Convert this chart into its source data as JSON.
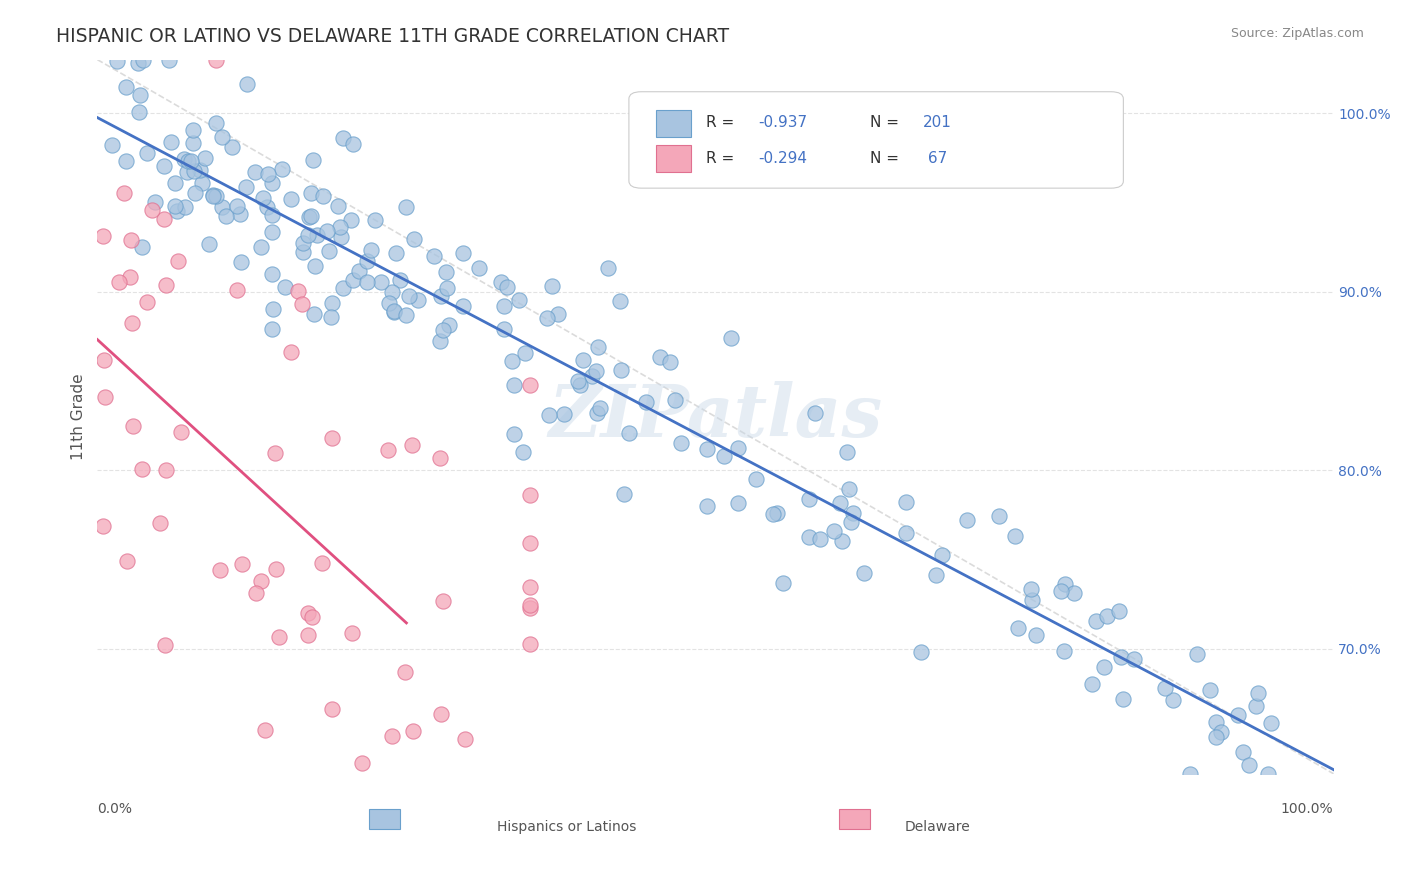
{
  "title": "HISPANIC OR LATINO VS DELAWARE 11TH GRADE CORRELATION CHART",
  "source_text": "Source: ZipAtlas.com",
  "ylabel": "11th Grade",
  "watermark": "ZIPatlas",
  "blue_R": -0.937,
  "blue_N": 201,
  "pink_R": -0.294,
  "pink_N": 67,
  "blue_color": "#a8c4e0",
  "blue_line_color": "#4472c4",
  "pink_color": "#f4a7b9",
  "pink_line_color": "#e05080",
  "blue_marker_edge": "#6aa0cc",
  "pink_marker_edge": "#e07090",
  "legend_R_color": "#4472c4",
  "legend_N_color": "#4472c4",
  "diag_color": "#cccccc",
  "grid_color": "#dddddd",
  "title_color": "#333333",
  "axis_label_color": "#555555",
  "right_tick_color": "#4472c4",
  "background_color": "#ffffff"
}
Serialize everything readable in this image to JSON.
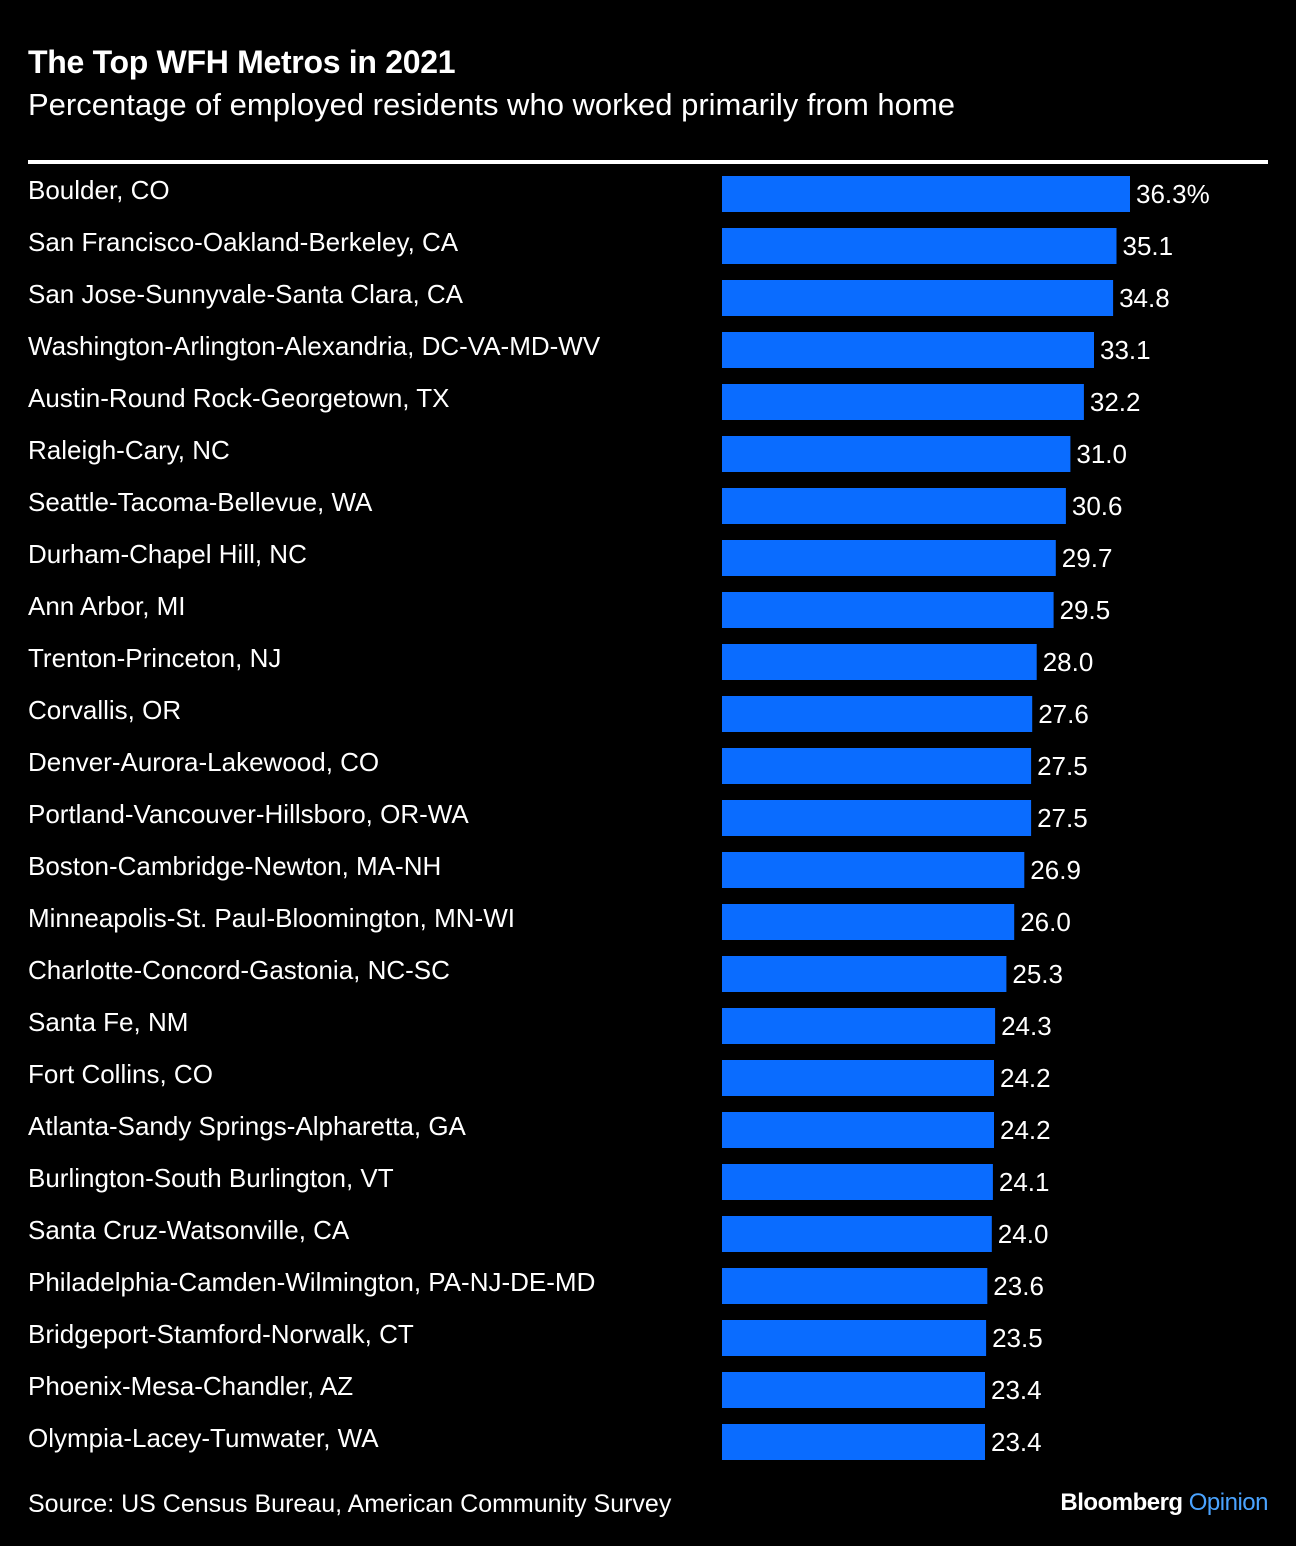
{
  "chart_data": {
    "type": "bar",
    "orientation": "horizontal",
    "title": "The Top WFH Metros in 2021",
    "subtitle": "Percentage of employed residents who worked primarily from home",
    "categories": [
      "Boulder, CO",
      "San Francisco-Oakland-Berkeley, CA",
      "San Jose-Sunnyvale-Santa Clara, CA",
      "Washington-Arlington-Alexandria, DC-VA-MD-WV",
      "Austin-Round Rock-Georgetown, TX",
      "Raleigh-Cary, NC",
      "Seattle-Tacoma-Bellevue, WA",
      "Durham-Chapel Hill, NC",
      "Ann Arbor, MI",
      "Trenton-Princeton, NJ",
      "Corvallis, OR",
      "Denver-Aurora-Lakewood, CO",
      "Portland-Vancouver-Hillsboro, OR-WA",
      "Boston-Cambridge-Newton, MA-NH",
      "Minneapolis-St. Paul-Bloomington, MN-WI",
      "Charlotte-Concord-Gastonia, NC-SC",
      "Santa Fe, NM",
      "Fort Collins, CO",
      "Atlanta-Sandy Springs-Alpharetta, GA",
      "Burlington-South Burlington, VT",
      "Santa Cruz-Watsonville, CA",
      "Philadelphia-Camden-Wilmington, PA-NJ-DE-MD",
      "Bridgeport-Stamford-Norwalk, CT",
      "Phoenix-Mesa-Chandler, AZ",
      "Olympia-Lacey-Tumwater, WA"
    ],
    "values": [
      36.3,
      35.1,
      34.8,
      33.1,
      32.2,
      31.0,
      30.6,
      29.7,
      29.5,
      28.0,
      27.6,
      27.5,
      27.5,
      26.9,
      26.0,
      25.3,
      24.3,
      24.2,
      24.2,
      24.1,
      24.0,
      23.6,
      23.5,
      23.4,
      23.4
    ],
    "value_labels": [
      "36.3%",
      "35.1",
      "34.8",
      "33.1",
      "32.2",
      "31.0",
      "30.6",
      "29.7",
      "29.5",
      "28.0",
      "27.6",
      "27.5",
      "27.5",
      "26.9",
      "26.0",
      "25.3",
      "24.3",
      "24.2",
      "24.2",
      "24.1",
      "24.0",
      "23.6",
      "23.5",
      "23.4",
      "23.4"
    ],
    "xlim": [
      0,
      36.3
    ],
    "grid": false,
    "bar_color": "#0a6cff"
  },
  "footer": {
    "source": "Source: US Census Bureau, American Community Survey",
    "brand_name": "Bloomberg",
    "brand_suffix": "Opinion"
  },
  "colors": {
    "background": "#000000",
    "text": "#ffffff",
    "bar": "#0a6cff",
    "brand_accent": "#4aa3ff"
  }
}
+---+
Output all of the entries verbatim, leaving out any images.

THE COMPLETED TASK:
Convert this chart into its source data as JSON.
{
  "title": "HISPANIC OR LATINO VS DELAWARE 11TH GRADE CORRELATION CHART",
  "source_text": "Source: ZipAtlas.com",
  "ylabel": "11th Grade",
  "watermark": "ZIPatlas",
  "blue_R": -0.937,
  "blue_N": 201,
  "pink_R": -0.294,
  "pink_N": 67,
  "blue_color": "#a8c4e0",
  "blue_line_color": "#4472c4",
  "pink_color": "#f4a7b9",
  "pink_line_color": "#e05080",
  "blue_marker_edge": "#6aa0cc",
  "pink_marker_edge": "#e07090",
  "legend_R_color": "#4472c4",
  "legend_N_color": "#4472c4",
  "diag_color": "#cccccc",
  "grid_color": "#dddddd",
  "title_color": "#333333",
  "axis_label_color": "#555555",
  "right_tick_color": "#4472c4",
  "background_color": "#ffffff"
}
Serialize everything readable in this image to JSON.
{
  "chart_data": {
    "type": "bar",
    "orientation": "horizontal",
    "title": "The Top WFH Metros in 2021",
    "subtitle": "Percentage of employed residents who worked primarily from home",
    "categories": [
      "Boulder, CO",
      "San Francisco-Oakland-Berkeley, CA",
      "San Jose-Sunnyvale-Santa Clara, CA",
      "Washington-Arlington-Alexandria, DC-VA-MD-WV",
      "Austin-Round Rock-Georgetown, TX",
      "Raleigh-Cary, NC",
      "Seattle-Tacoma-Bellevue, WA",
      "Durham-Chapel Hill, NC",
      "Ann Arbor, MI",
      "Trenton-Princeton, NJ",
      "Corvallis, OR",
      "Denver-Aurora-Lakewood, CO",
      "Portland-Vancouver-Hillsboro, OR-WA",
      "Boston-Cambridge-Newton, MA-NH",
      "Minneapolis-St. Paul-Bloomington, MN-WI",
      "Charlotte-Concord-Gastonia, NC-SC",
      "Santa Fe, NM",
      "Fort Collins, CO",
      "Atlanta-Sandy Springs-Alpharetta, GA",
      "Burlington-South Burlington, VT",
      "Santa Cruz-Watsonville, CA",
      "Philadelphia-Camden-Wilmington, PA-NJ-DE-MD",
      "Bridgeport-Stamford-Norwalk, CT",
      "Phoenix-Mesa-Chandler, AZ",
      "Olympia-Lacey-Tumwater, WA"
    ],
    "values": [
      36.3,
      35.1,
      34.8,
      33.1,
      32.2,
      31.0,
      30.6,
      29.7,
      29.5,
      28.0,
      27.6,
      27.5,
      27.5,
      26.9,
      26.0,
      25.3,
      24.3,
      24.2,
      24.2,
      24.1,
      24.0,
      23.6,
      23.5,
      23.4,
      23.4
    ],
    "value_labels": [
      "36.3%",
      "35.1",
      "34.8",
      "33.1",
      "32.2",
      "31.0",
      "30.6",
      "29.7",
      "29.5",
      "28.0",
      "27.6",
      "27.5",
      "27.5",
      "26.9",
      "26.0",
      "25.3",
      "24.3",
      "24.2",
      "24.2",
      "24.1",
      "24.0",
      "23.6",
      "23.5",
      "23.4",
      "23.4"
    ],
    "xlim": [
      0,
      36.3
    ],
    "grid": false,
    "bar_color": "#0a6cff"
  },
  "footer": {
    "source": "Source: US Census Bureau, American Community Survey",
    "brand_name": "Bloomberg",
    "brand_suffix": "Opinion"
  },
  "colors": {
    "background": "#000000",
    "text": "#ffffff",
    "bar": "#0a6cff",
    "brand_accent": "#4aa3ff"
  }
}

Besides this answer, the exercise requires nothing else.